*Items*

>> Start

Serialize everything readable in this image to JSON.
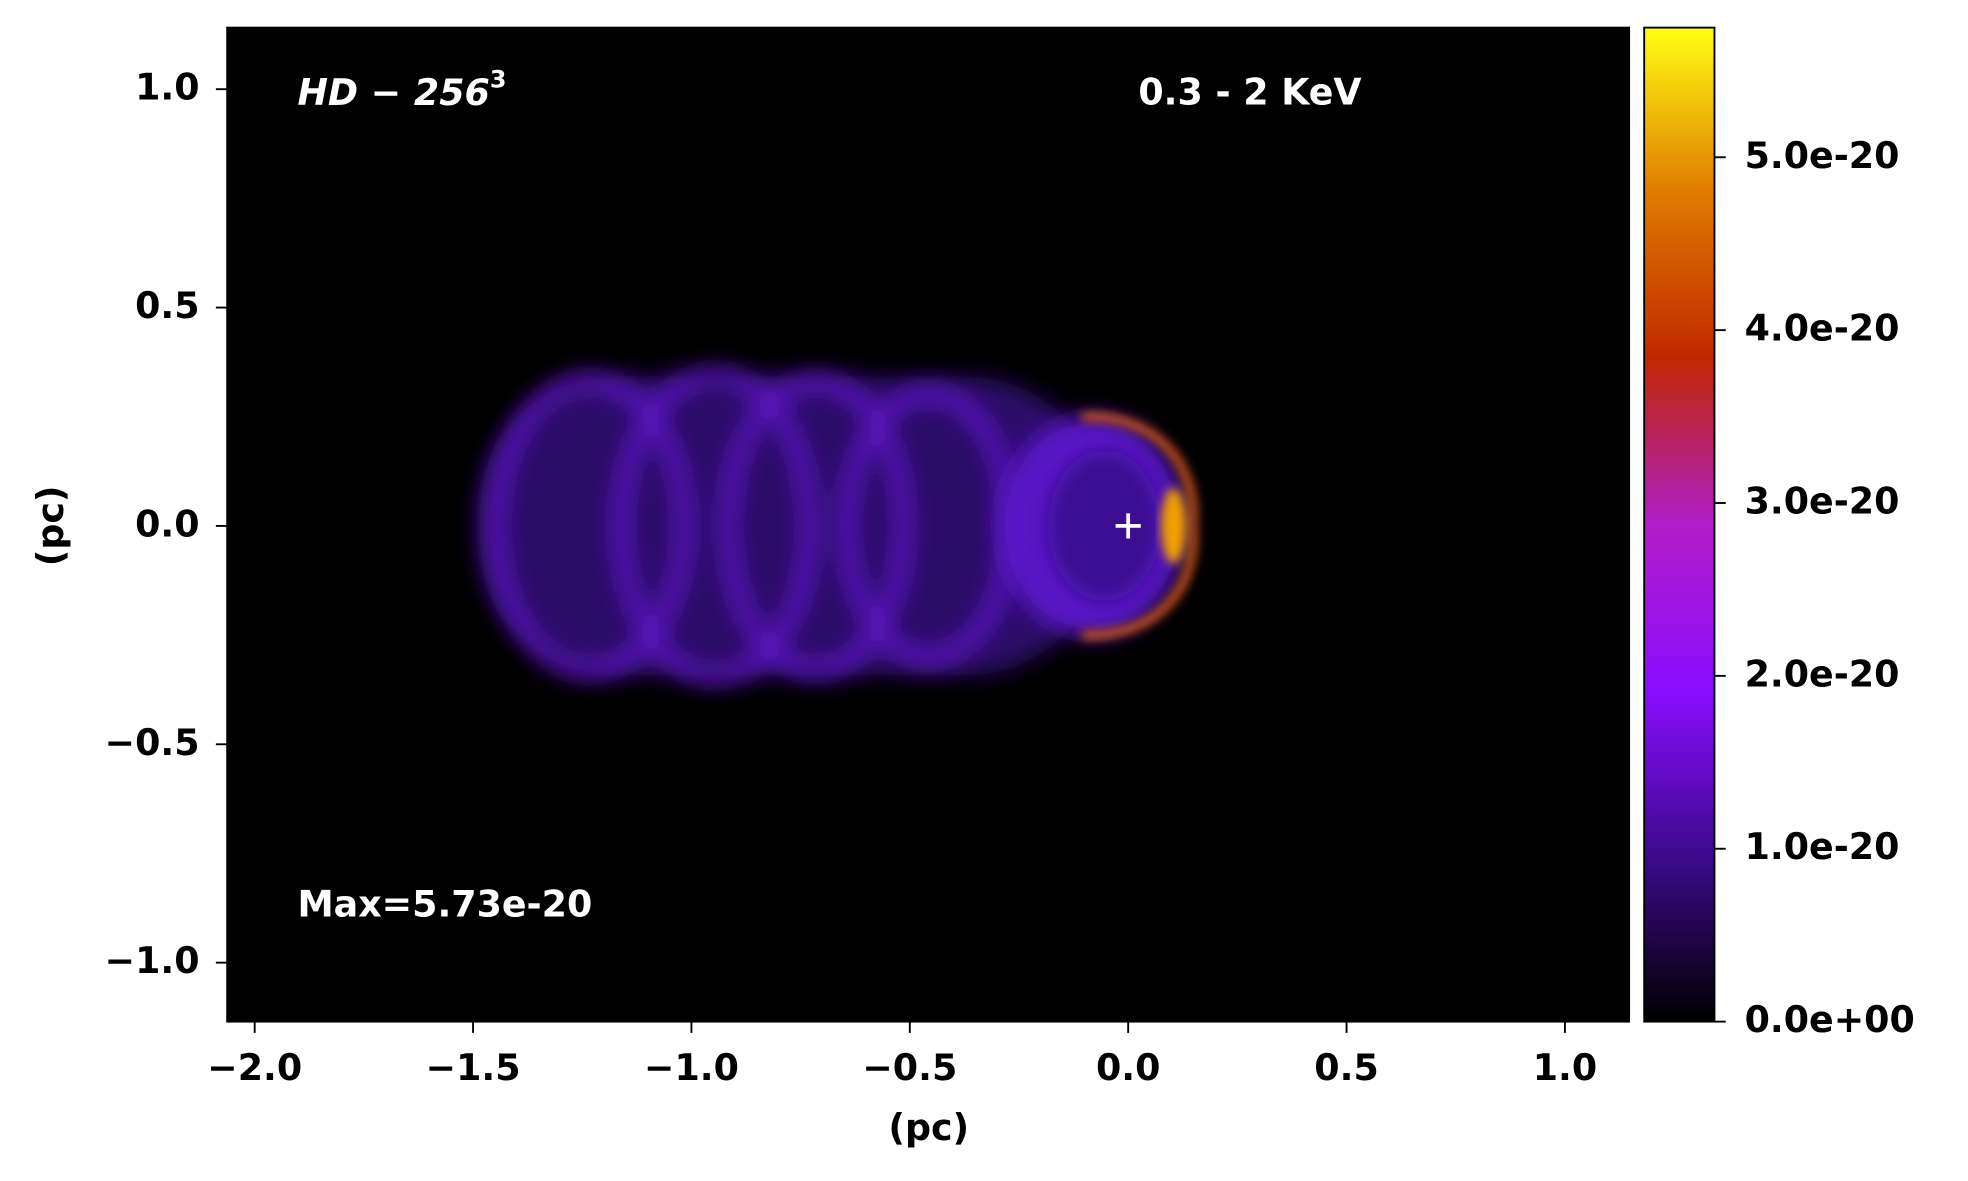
{
  "chart_data": {
    "type": "heatmap",
    "xlabel": "(pc)",
    "ylabel": "(pc)",
    "xlim": [
      -2.063,
      1.147
    ],
    "ylim": [
      -1.135,
      1.141
    ],
    "xticks": [
      {
        "value": -2,
        "label": "−2.0"
      },
      {
        "value": -1.5,
        "label": "−1.5"
      },
      {
        "value": -1,
        "label": "−1.0"
      },
      {
        "value": -0.5,
        "label": "−0.5"
      },
      {
        "value": 0,
        "label": "0.0"
      },
      {
        "value": 0.5,
        "label": "0.5"
      },
      {
        "value": 1,
        "label": "1.0"
      }
    ],
    "yticks": [
      {
        "value": -1,
        "label": "−1.0"
      },
      {
        "value": -0.5,
        "label": "−0.5"
      },
      {
        "value": 0,
        "label": "0.0"
      },
      {
        "value": 0.5,
        "label": "0.5"
      },
      {
        "value": 1,
        "label": "1.0"
      }
    ],
    "colorbar": {
      "clim": [
        0,
        5.75e-20
      ],
      "ticks": [
        {
          "value": 0,
          "label": "0.0e+00"
        },
        {
          "value": 1e-20,
          "label": "1.0e-20"
        },
        {
          "value": 2e-20,
          "label": "2.0e-20"
        },
        {
          "value": 3e-20,
          "label": "3.0e-20"
        },
        {
          "value": 4e-20,
          "label": "4.0e-20"
        },
        {
          "value": 5e-20,
          "label": "5.0e-20"
        }
      ],
      "colormap": [
        "#000000",
        "#3c0a8c",
        "#8a0cff",
        "#b01ec8",
        "#c02800",
        "#e07a00",
        "#ffff14"
      ]
    },
    "marker": {
      "x": 0,
      "y": 0
    },
    "annotations": {
      "label": {
        "text": "HD − 256",
        "superscript": "3"
      },
      "band": "0.3 - 2 KeV",
      "max": "Max=5.73e-20"
    }
  }
}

>> End

*The exercise*
Write the records above out again exactly, with no pictures in your copy.

*Result below*
Serialize everything readable in this image to JSON.
{
  "chart_data": {
    "type": "heatmap",
    "xlabel": "(pc)",
    "ylabel": "(pc)",
    "xlim": [
      -2.063,
      1.147
    ],
    "ylim": [
      -1.135,
      1.141
    ],
    "xticks": [
      {
        "value": -2,
        "label": "−2.0"
      },
      {
        "value": -1.5,
        "label": "−1.5"
      },
      {
        "value": -1,
        "label": "−1.0"
      },
      {
        "value": -0.5,
        "label": "−0.5"
      },
      {
        "value": 0,
        "label": "0.0"
      },
      {
        "value": 0.5,
        "label": "0.5"
      },
      {
        "value": 1,
        "label": "1.0"
      }
    ],
    "yticks": [
      {
        "value": -1,
        "label": "−1.0"
      },
      {
        "value": -0.5,
        "label": "−0.5"
      },
      {
        "value": 0,
        "label": "0.0"
      },
      {
        "value": 0.5,
        "label": "0.5"
      },
      {
        "value": 1,
        "label": "1.0"
      }
    ],
    "colorbar": {
      "clim": [
        0,
        5.75e-20
      ],
      "ticks": [
        {
          "value": 0,
          "label": "0.0e+00"
        },
        {
          "value": 1e-20,
          "label": "1.0e-20"
        },
        {
          "value": 2e-20,
          "label": "2.0e-20"
        },
        {
          "value": 3e-20,
          "label": "3.0e-20"
        },
        {
          "value": 4e-20,
          "label": "4.0e-20"
        },
        {
          "value": 5e-20,
          "label": "5.0e-20"
        }
      ],
      "colormap": [
        "#000000",
        "#3c0a8c",
        "#8a0cff",
        "#b01ec8",
        "#c02800",
        "#e07a00",
        "#ffff14"
      ]
    },
    "marker": {
      "x": 0,
      "y": 0
    },
    "annotations": {
      "label": {
        "text": "HD − 256",
        "superscript": "3"
      },
      "band": "0.3 - 2 KeV",
      "max": "Max=5.73e-20"
    }
  }
}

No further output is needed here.